EXERCISE OBJECTIVE ::
From the entries below, copy every line where the string "legal" appears.

INFORMATION PROVIDED ::

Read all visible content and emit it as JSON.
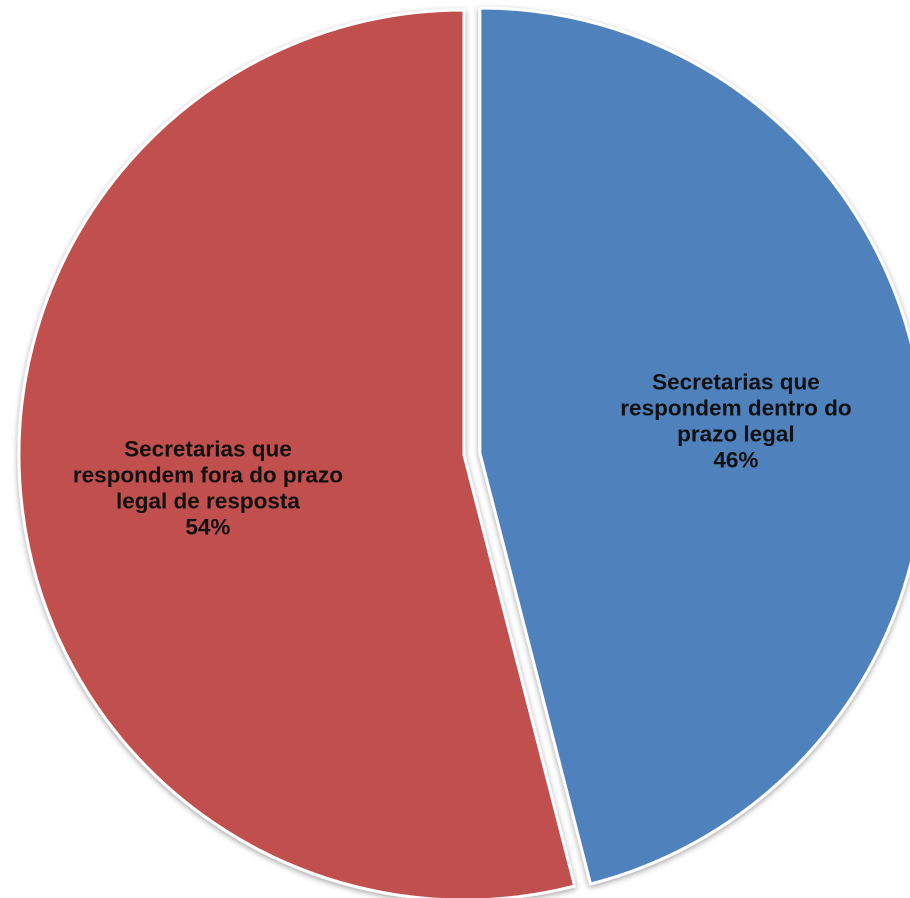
{
  "chart_data": {
    "type": "pie",
    "slices": [
      {
        "label": "Secretarias que respondem dentro do prazo legal",
        "label_lines": [
          "Secretarias que",
          "respondem dentro do",
          "prazo legal"
        ],
        "value": 46,
        "value_label": "46%",
        "color": "#4f81bd",
        "exploded": true
      },
      {
        "label": "Secretarias que respondem fora do prazo legal de resposta",
        "label_lines": [
          "Secretarias que",
          "respondem fora do prazo",
          "legal de resposta"
        ],
        "value": 54,
        "value_label": "54%",
        "color": "#c0504d",
        "exploded": false
      }
    ],
    "start_angle": "12 o'clock",
    "direction": "clockwise",
    "legend": "none",
    "data_labels": "inside"
  }
}
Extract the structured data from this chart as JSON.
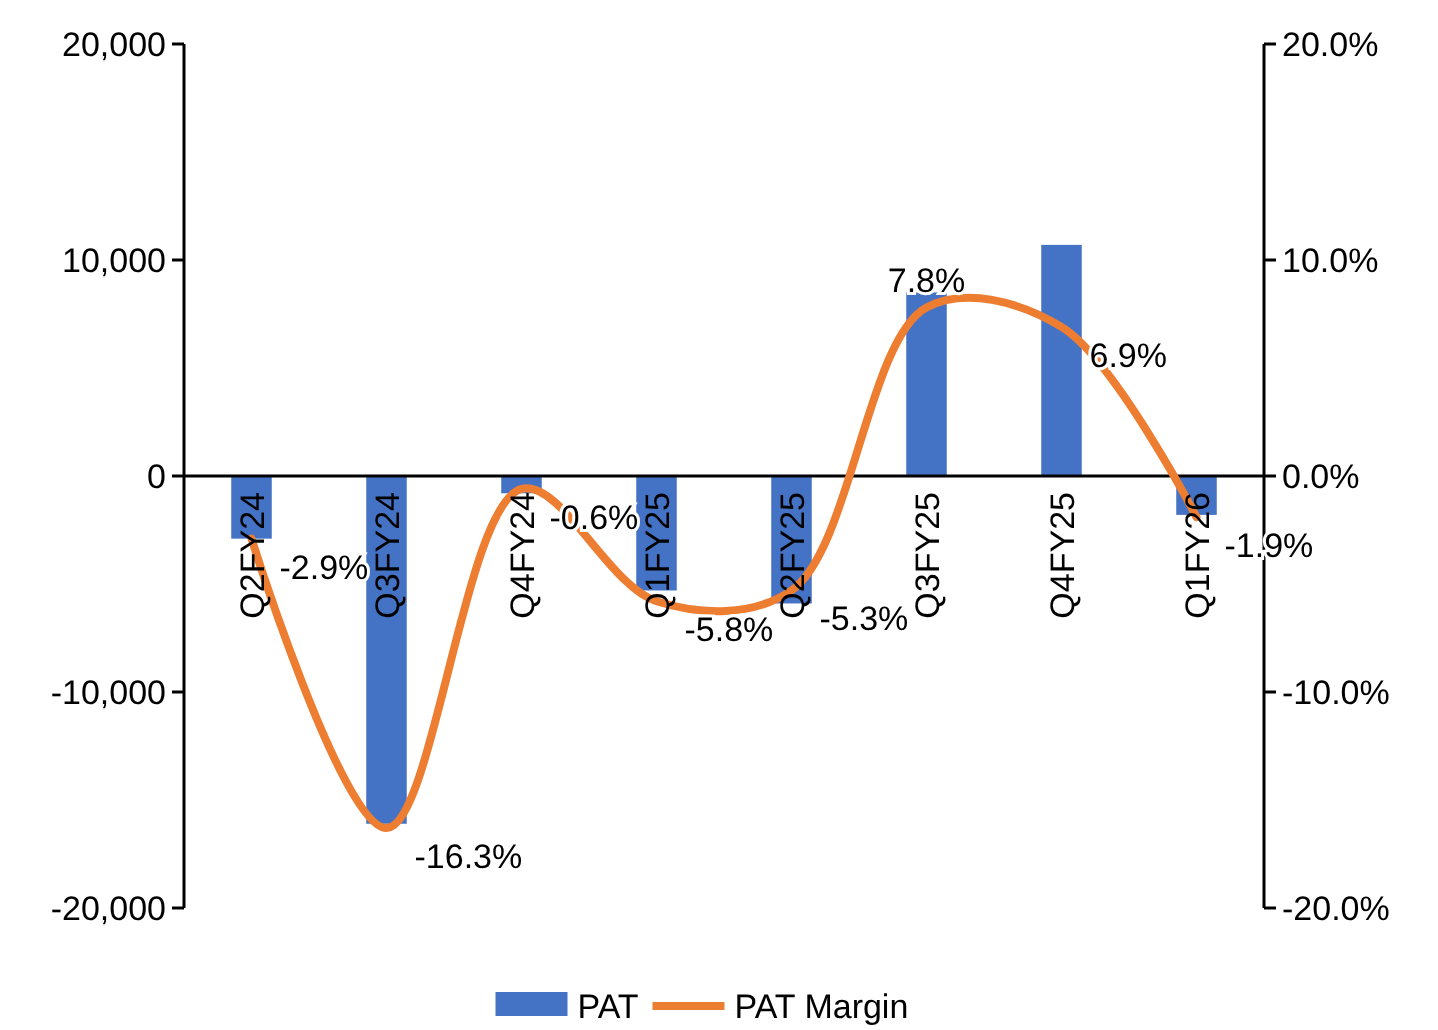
{
  "chart_data": {
    "type": "bar",
    "categories": [
      "Q2FY24",
      "Q3FY24",
      "Q4FY24",
      "Q1FY25",
      "Q2FY25",
      "Q3FY25",
      "Q4FY25",
      "Q1FY26"
    ],
    "series": [
      {
        "name": "PAT",
        "color": "#4472c4",
        "values": [
          -2900,
          -16100,
          -800,
          -5300,
          -5900,
          8500,
          10700,
          -1800
        ]
      },
      {
        "name": "PAT Margin",
        "type": "line",
        "axis": "y2",
        "color": "#ed7d31",
        "values": [
          -2.9,
          -16.3,
          -0.6,
          -5.8,
          -5.3,
          7.8,
          6.9,
          -1.9
        ],
        "value_labels": [
          "-2.9%",
          "-16.3%",
          "-0.6%",
          "-5.8%",
          "-5.3%",
          "7.8%",
          "6.9%",
          "-1.9%"
        ]
      }
    ],
    "ylim": [
      -20000,
      20000
    ],
    "yticks": [
      {
        "value": -20000,
        "label": "-20,000"
      },
      {
        "value": -10000,
        "label": "-10,000"
      },
      0,
      {
        "value": 10000,
        "label": "10,000"
      },
      {
        "value": 20000,
        "label": "20,000"
      }
    ],
    "y2lim": [
      -20,
      20
    ],
    "y2ticks": [
      {
        "value": -20,
        "label": "-20.0%"
      },
      {
        "value": -10,
        "label": "-10.0%"
      },
      {
        "value": 0,
        "label": "0.0%"
      },
      {
        "value": 10,
        "label": "10.0%"
      },
      {
        "value": 20,
        "label": "20.0%"
      }
    ],
    "legend": "bottom",
    "grid": false,
    "marker": "none",
    "line_style": "solid"
  }
}
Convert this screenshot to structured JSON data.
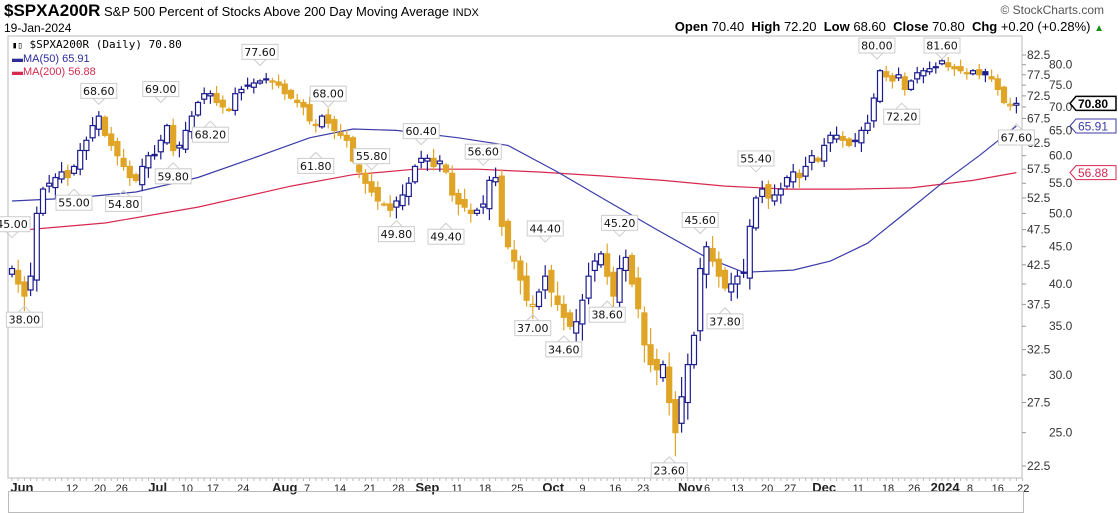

TASK SOLUTION ::
        "label": "Secretarias que respondem dentro do prazo legal",
          "prazo legal"
        "label": "Secretarias que respondem fora do prazo legal de resposta",
          "legal de resposta"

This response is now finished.